▸ To be done:
Leaving out every picture, quote the data below exactly as it appears.

▸ Input records:
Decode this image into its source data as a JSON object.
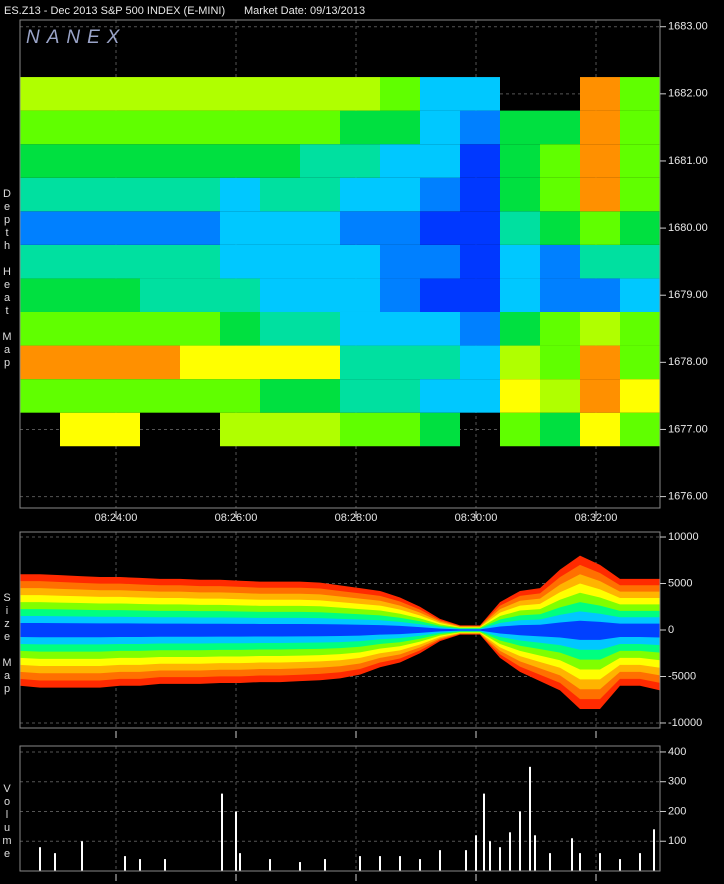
{
  "chart_data": [
    {
      "type": "heatmap",
      "title": "ES.Z13 - Dec 2013 S&P 500 INDEX (E-MINI)",
      "subtitle": "Market Date: 09/13/2013",
      "watermark": "NANEX",
      "ylabel": "Depth Heat Map",
      "xbins": [
        30144,
        30184,
        30224,
        30264,
        30304,
        30344,
        30384,
        30424,
        30464,
        30504,
        30544,
        30584,
        30624,
        30664,
        30704,
        30744,
        30784
      ],
      "ybins": [
        1676.75,
        1677.25,
        1677.75,
        1678.25,
        1678.75,
        1679.25,
        1679.75,
        1680.25,
        1680.75,
        1681.25,
        1681.75,
        1682.25
      ],
      "values": [
        [
          null,
          8,
          8,
          null,
          null,
          7,
          7,
          7,
          6,
          6,
          5,
          null,
          6,
          5,
          8,
          6
        ],
        [
          6,
          6,
          6,
          6,
          6,
          6,
          5,
          5,
          4,
          4,
          3,
          3,
          8,
          7,
          9,
          8
        ],
        [
          9,
          9,
          9,
          9,
          8,
          8,
          8,
          8,
          4,
          4,
          4,
          3,
          7,
          6,
          9,
          6
        ],
        [
          6,
          6,
          6,
          6,
          6,
          5,
          4,
          4,
          3,
          3,
          3,
          2,
          5,
          6,
          7,
          6
        ],
        [
          5,
          5,
          5,
          4,
          4,
          4,
          3,
          3,
          3,
          2,
          1,
          1,
          3,
          2,
          2,
          3
        ],
        [
          4,
          4,
          4,
          4,
          4,
          3,
          3,
          3,
          3,
          2,
          2,
          1,
          3,
          2,
          4,
          4
        ],
        [
          2,
          2,
          2,
          2,
          2,
          3,
          3,
          3,
          2,
          2,
          1,
          1,
          4,
          5,
          6,
          5
        ],
        [
          4,
          4,
          4,
          4,
          4,
          3,
          4,
          4,
          3,
          3,
          2,
          1,
          5,
          6,
          9,
          6
        ],
        [
          5,
          5,
          5,
          5,
          5,
          5,
          5,
          4,
          4,
          3,
          3,
          1,
          5,
          6,
          9,
          6
        ],
        [
          6,
          6,
          6,
          6,
          6,
          6,
          6,
          6,
          5,
          5,
          3,
          2,
          5,
          5,
          9,
          6
        ],
        [
          7,
          7,
          7,
          7,
          7,
          7,
          7,
          7,
          7,
          6,
          3,
          3,
          null,
          null,
          9,
          6
        ]
      ],
      "color_range": [
        0,
        10
      ],
      "colorscale": [
        "#0010e0",
        "#0038ff",
        "#0080ff",
        "#00c8ff",
        "#00e0a0",
        "#00e040",
        "#60ff00",
        "#b0ff00",
        "#ffff00",
        "#ff9000",
        "#ff2000"
      ],
      "xlim": [
        30144,
        30784
      ],
      "xticks": [
        {
          "value": 30240,
          "label": "08:24:00"
        },
        {
          "value": 30360,
          "label": "08:26:00"
        },
        {
          "value": 30480,
          "label": "08:28:00"
        },
        {
          "value": 30600,
          "label": "08:30:00"
        },
        {
          "value": 30720,
          "label": "08:32:00"
        }
      ],
      "show_xtick_labels": true,
      "ylim": [
        1675.83,
        1683.1
      ],
      "yticks": [
        {
          "value": 1683,
          "label": "1683.00"
        },
        {
          "value": 1682,
          "label": "1682.00"
        },
        {
          "value": 1681,
          "label": "1681.00"
        },
        {
          "value": 1680,
          "label": "1680.00"
        },
        {
          "value": 1679,
          "label": "1679.00"
        },
        {
          "value": 1678,
          "label": "1678.00"
        },
        {
          "value": 1677,
          "label": "1677.00"
        },
        {
          "value": 1676,
          "label": "1676.00"
        }
      ],
      "grid": true
    },
    {
      "type": "area",
      "ylabel": "Size Map",
      "x": [
        30144,
        30164,
        30184,
        30204,
        30224,
        30244,
        30264,
        30284,
        30304,
        30324,
        30344,
        30364,
        30384,
        30404,
        30424,
        30444,
        30464,
        30484,
        30504,
        30524,
        30544,
        30564,
        30584,
        30604,
        30624,
        30644,
        30664,
        30684,
        30704,
        30724,
        30744,
        30764,
        30784
      ],
      "series": [
        {
          "color": "#ff2a00",
          "values": [
            6000,
            6000,
            5900,
            5800,
            5700,
            5700,
            5600,
            5500,
            5500,
            5400,
            5400,
            5300,
            5200,
            5200,
            5200,
            5100,
            4800,
            4500,
            4200,
            3500,
            2500,
            1200,
            500,
            500,
            3000,
            4200,
            4500,
            6500,
            8000,
            7000,
            5500,
            5500,
            5500
          ]
        },
        {
          "color": "#ff2a00",
          "values": [
            -6000,
            -6200,
            -6200,
            -6200,
            -6200,
            -6000,
            -6000,
            -5800,
            -5800,
            -5800,
            -5700,
            -5700,
            -5600,
            -5600,
            -5500,
            -5400,
            -5200,
            -4800,
            -4000,
            -3500,
            -2500,
            -1200,
            -500,
            -500,
            -3000,
            -4500,
            -5500,
            -6500,
            -8500,
            -8500,
            -6000,
            -6000,
            -6500
          ]
        }
      ],
      "bands": [
        "#ff2a00",
        "#ff7000",
        "#ffb400",
        "#ffff00",
        "#80ff00",
        "#00ff80",
        "#00c8ff",
        "#0040ff"
      ],
      "xlim": [
        30144,
        30784
      ],
      "xticks": [
        30240,
        30360,
        30480,
        30600,
        30720
      ],
      "show_xtick_labels": false,
      "ylim": [
        -10540,
        10540
      ],
      "yticks": [
        10000,
        5000,
        0,
        -5000,
        -10000
      ],
      "grid": true
    },
    {
      "type": "bar",
      "ylabel": "Volume",
      "x": [
        30164,
        30179,
        30206,
        30249,
        30264,
        30289,
        30346,
        30360,
        30364,
        30394,
        30424,
        30449,
        30484,
        30504,
        30524,
        30544,
        30564,
        30590,
        30600,
        30608,
        30614,
        30624,
        30634,
        30644,
        30654,
        30659,
        30674,
        30696,
        30704,
        30724,
        30744,
        30764,
        30778
      ],
      "values": [
        80,
        60,
        100,
        50,
        40,
        40,
        260,
        200,
        60,
        40,
        30,
        40,
        50,
        50,
        50,
        40,
        70,
        70,
        120,
        260,
        100,
        80,
        130,
        200,
        350,
        120,
        60,
        110,
        60,
        60,
        40,
        60,
        140
      ],
      "color": "#ffffff",
      "xlim": [
        30144,
        30784
      ],
      "xticks": [
        30240,
        30360,
        30480,
        30600,
        30720
      ],
      "show_xtick_labels": false,
      "ylim": [
        0,
        420
      ],
      "yticks": [
        100,
        200,
        300,
        400
      ],
      "grid": true
    }
  ]
}
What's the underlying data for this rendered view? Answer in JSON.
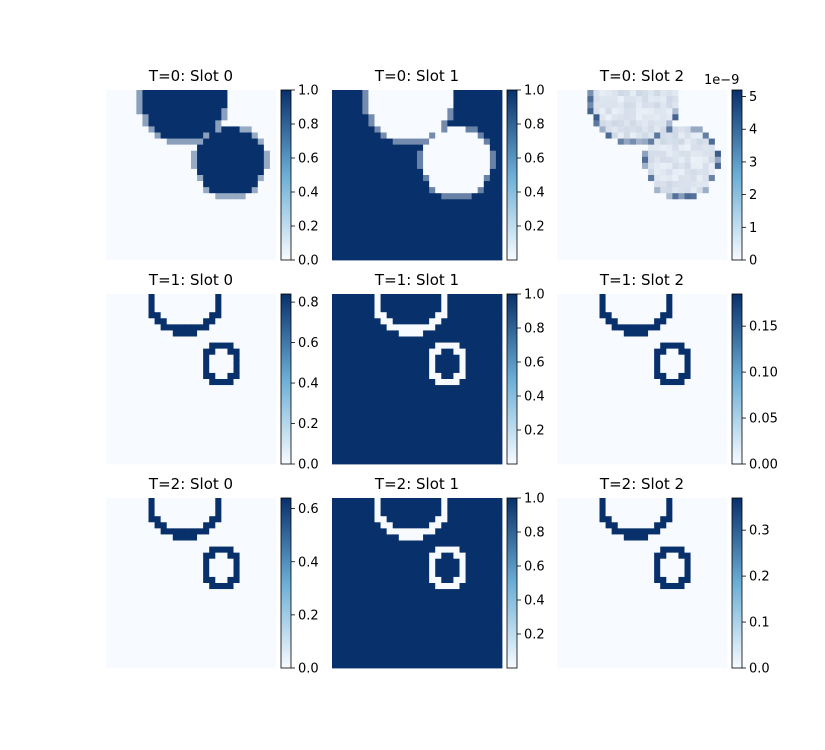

▸ Exercise response:
Decode this image into its source data as a JSON object.
{
  "chart_data": [
    {
      "type": "heatmap",
      "title": "ES.Z13 - Dec 2013 S&P 500 INDEX (E-MINI)",
      "subtitle": "Market Date: 09/13/2013",
      "watermark": "NANEX",
      "ylabel": "Depth Heat Map",
      "xbins": [
        30144,
        30184,
        30224,
        30264,
        30304,
        30344,
        30384,
        30424,
        30464,
        30504,
        30544,
        30584,
        30624,
        30664,
        30704,
        30744,
        30784
      ],
      "ybins": [
        1676.75,
        1677.25,
        1677.75,
        1678.25,
        1678.75,
        1679.25,
        1679.75,
        1680.25,
        1680.75,
        1681.25,
        1681.75,
        1682.25
      ],
      "values": [
        [
          null,
          8,
          8,
          null,
          null,
          7,
          7,
          7,
          6,
          6,
          5,
          null,
          6,
          5,
          8,
          6
        ],
        [
          6,
          6,
          6,
          6,
          6,
          6,
          5,
          5,
          4,
          4,
          3,
          3,
          8,
          7,
          9,
          8
        ],
        [
          9,
          9,
          9,
          9,
          8,
          8,
          8,
          8,
          4,
          4,
          4,
          3,
          7,
          6,
          9,
          6
        ],
        [
          6,
          6,
          6,
          6,
          6,
          5,
          4,
          4,
          3,
          3,
          3,
          2,
          5,
          6,
          7,
          6
        ],
        [
          5,
          5,
          5,
          4,
          4,
          4,
          3,
          3,
          3,
          2,
          1,
          1,
          3,
          2,
          2,
          3
        ],
        [
          4,
          4,
          4,
          4,
          4,
          3,
          3,
          3,
          3,
          2,
          2,
          1,
          3,
          2,
          4,
          4
        ],
        [
          2,
          2,
          2,
          2,
          2,
          3,
          3,
          3,
          2,
          2,
          1,
          1,
          4,
          5,
          6,
          5
        ],
        [
          4,
          4,
          4,
          4,
          4,
          3,
          4,
          4,
          3,
          3,
          2,
          1,
          5,
          6,
          9,
          6
        ],
        [
          5,
          5,
          5,
          5,
          5,
          5,
          5,
          4,
          4,
          3,
          3,
          1,
          5,
          6,
          9,
          6
        ],
        [
          6,
          6,
          6,
          6,
          6,
          6,
          6,
          6,
          5,
          5,
          3,
          2,
          5,
          5,
          9,
          6
        ],
        [
          7,
          7,
          7,
          7,
          7,
          7,
          7,
          7,
          7,
          6,
          3,
          3,
          null,
          null,
          9,
          6
        ]
      ],
      "color_range": [
        0,
        10
      ],
      "colorscale": [
        "#0010e0",
        "#0038ff",
        "#0080ff",
        "#00c8ff",
        "#00e0a0",
        "#00e040",
        "#60ff00",
        "#b0ff00",
        "#ffff00",
        "#ff9000",
        "#ff2000"
      ],
      "xlim": [
        30144,
        30784
      ],
      "xticks": [
        {
          "value": 30240,
          "label": "08:24:00"
        },
        {
          "value": 30360,
          "label": "08:26:00"
        },
        {
          "value": 30480,
          "label": "08:28:00"
        },
        {
          "value": 30600,
          "label": "08:30:00"
        },
        {
          "value": 30720,
          "label": "08:32:00"
        }
      ],
      "show_xtick_labels": true,
      "ylim": [
        1675.83,
        1683.1
      ],
      "yticks": [
        {
          "value": 1683,
          "label": "1683.00"
        },
        {
          "value": 1682,
          "label": "1682.00"
        },
        {
          "value": 1681,
          "label": "1681.00"
        },
        {
          "value": 1680,
          "label": "1680.00"
        },
        {
          "value": 1679,
          "label": "1679.00"
        },
        {
          "value": 1678,
          "label": "1678.00"
        },
        {
          "value": 1677,
          "label": "1677.00"
        },
        {
          "value": 1676,
          "label": "1676.00"
        }
      ],
      "grid": true
    },
    {
      "type": "area",
      "ylabel": "Size Map",
      "x": [
        30144,
        30164,
        30184,
        30204,
        30224,
        30244,
        30264,
        30284,
        30304,
        30324,
        30344,
        30364,
        30384,
        30404,
        30424,
        30444,
        30464,
        30484,
        30504,
        30524,
        30544,
        30564,
        30584,
        30604,
        30624,
        30644,
        30664,
        30684,
        30704,
        30724,
        30744,
        30764,
        30784
      ],
      "series": [
        {
          "color": "#ff2a00",
          "values": [
            6000,
            6000,
            5900,
            5800,
            5700,
            5700,
            5600,
            5500,
            5500,
            5400,
            5400,
            5300,
            5200,
            5200,
            5200,
            5100,
            4800,
            4500,
            4200,
            3500,
            2500,
            1200,
            500,
            500,
            3000,
            4200,
            4500,
            6500,
            8000,
            7000,
            5500,
            5500,
            5500
          ]
        },
        {
          "color": "#ff2a00",
          "values": [
            -6000,
            -6200,
            -6200,
            -6200,
            -6200,
            -6000,
            -6000,
            -5800,
            -5800,
            -5800,
            -5700,
            -5700,
            -5600,
            -5600,
            -5500,
            -5400,
            -5200,
            -4800,
            -4000,
            -3500,
            -2500,
            -1200,
            -500,
            -500,
            -3000,
            -4500,
            -5500,
            -6500,
            -8500,
            -8500,
            -6000,
            -6000,
            -6500
          ]
        }
      ],
      "bands": [
        "#ff2a00",
        "#ff7000",
        "#ffb400",
        "#ffff00",
        "#80ff00",
        "#00ff80",
        "#00c8ff",
        "#0040ff"
      ],
      "xlim": [
        30144,
        30784
      ],
      "xticks": [
        30240,
        30360,
        30480,
        30600,
        30720
      ],
      "show_xtick_labels": false,
      "ylim": [
        -10540,
        10540
      ],
      "yticks": [
        10000,
        5000,
        0,
        -5000,
        -10000
      ],
      "grid": true
    },
    {
      "type": "bar",
      "ylabel": "Volume",
      "x": [
        30164,
        30179,
        30206,
        30249,
        30264,
        30289,
        30346,
        30360,
        30364,
        30394,
        30424,
        30449,
        30484,
        30504,
        30524,
        30544,
        30564,
        30590,
        30600,
        30608,
        30614,
        30624,
        30634,
        30644,
        30654,
        30659,
        30674,
        30696,
        30704,
        30724,
        30744,
        30764,
        30778
      ],
      "values": [
        80,
        60,
        100,
        50,
        40,
        40,
        260,
        200,
        60,
        40,
        30,
        40,
        50,
        50,
        50,
        40,
        70,
        70,
        120,
        260,
        100,
        80,
        130,
        200,
        350,
        120,
        60,
        110,
        60,
        60,
        40,
        60,
        140
      ],
      "color": "#ffffff",
      "xlim": [
        30144,
        30784
      ],
      "xticks": [
        30240,
        30360,
        30480,
        30600,
        30720
      ],
      "show_xtick_labels": false,
      "ylim": [
        0,
        420
      ],
      "yticks": [
        100,
        200,
        300,
        400
      ],
      "grid": true
    }
  ]
}
What's the underlying data for this rendered view? Answer in JSON.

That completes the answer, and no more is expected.